(Rows from a figure dataset)
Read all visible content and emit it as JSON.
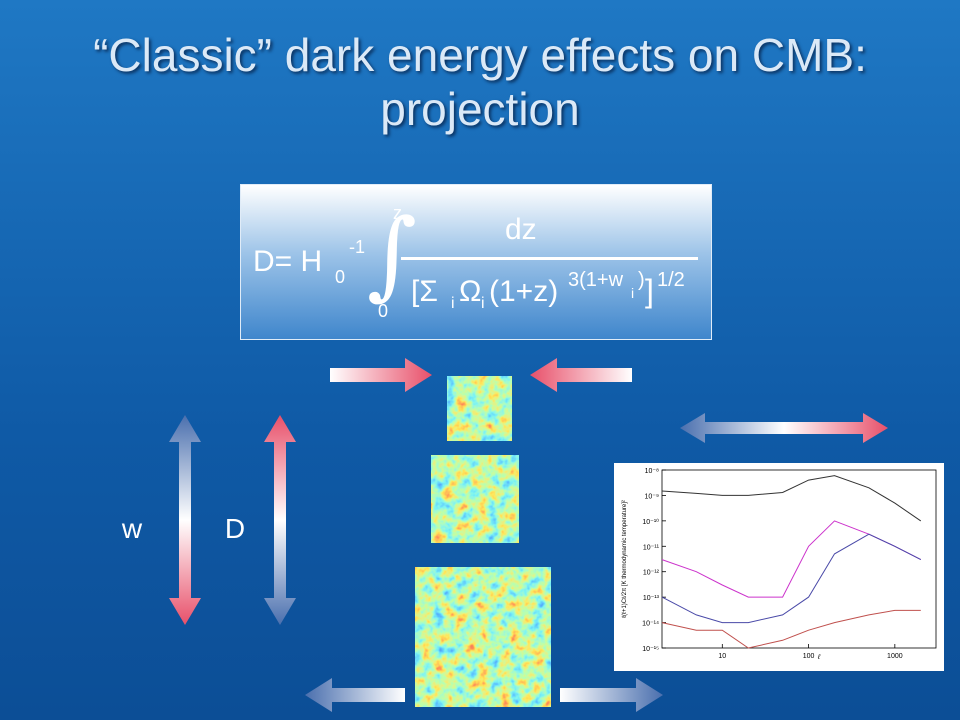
{
  "slide": {
    "title": "“Classic” dark energy effects on CMB: projection",
    "formula": {
      "lhs": "D= H",
      "lhs_sub": "0",
      "lhs_sup": "-1",
      "integral": "∫",
      "upper": "z",
      "lower": "0",
      "numerator": "dz",
      "open": "[Σ",
      "sub1": "i",
      "omega": "Ω",
      "sub2": "i",
      "base": "(1+z)",
      "exp": "3(1+w",
      "exp_sub": "i",
      "exp_close": ")",
      "close": "]",
      "power": "1/2"
    },
    "labels": [
      "w",
      "D"
    ]
  },
  "chart_data": {
    "type": "line",
    "xlabel": "ℓ",
    "ylabel": "ℓ(ℓ+1)Cℓ/2π [K thermodynamic temperature]²",
    "x": [
      2,
      5,
      10,
      20,
      50,
      100,
      200,
      500,
      1000,
      2000
    ],
    "xlim": [
      2,
      3000
    ],
    "xticks": [
      10,
      100,
      1000
    ],
    "xlog": true,
    "ylim": [
      1e-15,
      1e-08
    ],
    "ylog": true,
    "yticks": [
      {
        "value": 1e-08,
        "label": "10⁻⁸"
      },
      {
        "value": 1e-09,
        "label": "10⁻⁹"
      },
      {
        "value": 1e-10,
        "label": "10⁻¹⁰"
      },
      {
        "value": 1e-11,
        "label": "10⁻¹¹"
      },
      {
        "value": 1e-12,
        "label": "10⁻¹²"
      },
      {
        "value": 1e-13,
        "label": "10⁻¹³"
      },
      {
        "value": 1e-14,
        "label": "10⁻¹⁴"
      },
      {
        "value": 1e-15,
        "label": "10⁻¹⁵"
      }
    ],
    "series": [
      {
        "color": "#333333",
        "values": [
          1.5e-09,
          1.2e-09,
          1e-09,
          1e-09,
          1.3e-09,
          4e-09,
          6e-09,
          2e-09,
          5e-10,
          1e-10
        ]
      },
      {
        "color": "#cc33cc",
        "values": [
          3e-12,
          1e-12,
          3e-13,
          1e-13,
          1e-13,
          1e-11,
          1e-10,
          3e-11,
          1e-11,
          3e-12
        ]
      },
      {
        "color": "#4a4aa8",
        "values": [
          1e-13,
          2e-14,
          1e-14,
          1e-14,
          2e-14,
          1e-13,
          5e-12,
          3e-11,
          1e-11,
          3e-12
        ]
      },
      {
        "color": "#c0504d",
        "values": [
          1e-14,
          5e-15,
          5e-15,
          1e-15,
          2e-15,
          5e-15,
          1e-14,
          2e-14,
          3e-14,
          3e-14
        ]
      }
    ]
  }
}
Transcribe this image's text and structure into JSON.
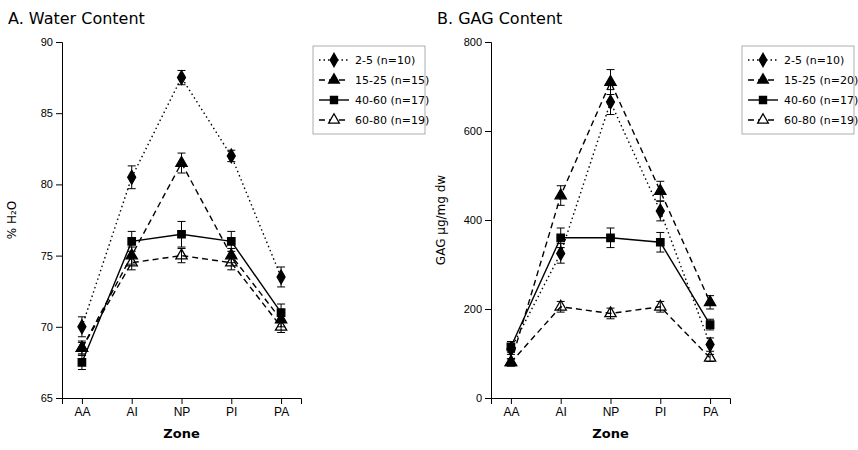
{
  "chart_data": [
    {
      "type": "line",
      "title": "A. Water Content",
      "xlabel": "Zone",
      "ylabel": "% H₂O",
      "categories": [
        "AA",
        "AI",
        "NP",
        "PI",
        "PA"
      ],
      "ylim": [
        65,
        90
      ],
      "yticks": [
        65,
        70,
        75,
        80,
        85,
        90
      ],
      "grid": false,
      "legend": "right",
      "series": [
        {
          "name": "2-5 (n=10)",
          "values": [
            70.0,
            80.5,
            87.5,
            82.0,
            73.5
          ],
          "errors": [
            0.7,
            0.8,
            0.5,
            0.4,
            0.7
          ],
          "marker": "diamond",
          "line_style": "dotted",
          "color": "black"
        },
        {
          "name": "15-25 (n=15)",
          "values": [
            68.5,
            75.0,
            81.5,
            75.0,
            70.5
          ],
          "errors": [
            0.5,
            0.6,
            0.7,
            0.5,
            0.5
          ],
          "marker": "triangle",
          "line_style": "dashed",
          "color": "black"
        },
        {
          "name": "40-60 (n=17)",
          "values": [
            67.5,
            76.0,
            76.5,
            76.0,
            71.0
          ],
          "errors": [
            0.5,
            0.7,
            0.9,
            0.7,
            0.6
          ],
          "marker": "square",
          "line_style": "solid",
          "color": "black"
        },
        {
          "name": "60-80 (n=19)",
          "values": [
            68.5,
            74.5,
            75.0,
            74.5,
            70.0
          ],
          "errors": [
            0.4,
            0.5,
            0.5,
            0.5,
            0.4
          ],
          "marker": "triangle-open",
          "line_style": "dashed",
          "color": "black"
        }
      ]
    },
    {
      "type": "line",
      "title": "B. GAG Content",
      "xlabel": "Zone",
      "ylabel": "GAG μg/mg dw",
      "categories": [
        "AA",
        "AI",
        "NP",
        "PI",
        "PA"
      ],
      "ylim": [
        0,
        800
      ],
      "yticks": [
        0,
        200,
        400,
        600,
        800
      ],
      "grid": false,
      "legend": "right",
      "series": [
        {
          "name": "2-5 (n=10)",
          "values": [
            110,
            325,
            665,
            420,
            120
          ],
          "errors": [
            12,
            22,
            28,
            22,
            15
          ],
          "marker": "diamond",
          "line_style": "dotted",
          "color": "black"
        },
        {
          "name": "15-25 (n=20)",
          "values": [
            80,
            455,
            710,
            465,
            215
          ],
          "errors": [
            8,
            22,
            28,
            22,
            15
          ],
          "marker": "triangle",
          "line_style": "dashed",
          "color": "black"
        },
        {
          "name": "40-60 (n=17)",
          "values": [
            115,
            360,
            360,
            350,
            165
          ],
          "errors": [
            12,
            22,
            22,
            22,
            12
          ],
          "marker": "square",
          "line_style": "solid",
          "color": "black"
        },
        {
          "name": "60-80 (n=19)",
          "values": [
            80,
            205,
            190,
            205,
            90
          ],
          "errors": [
            8,
            12,
            12,
            12,
            8
          ],
          "marker": "triangle-open",
          "line_style": "dashed",
          "color": "black"
        }
      ]
    }
  ]
}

**The problem**.
Go through the material above and count the lines that include "title". Give the number alone.

**Final result**.
3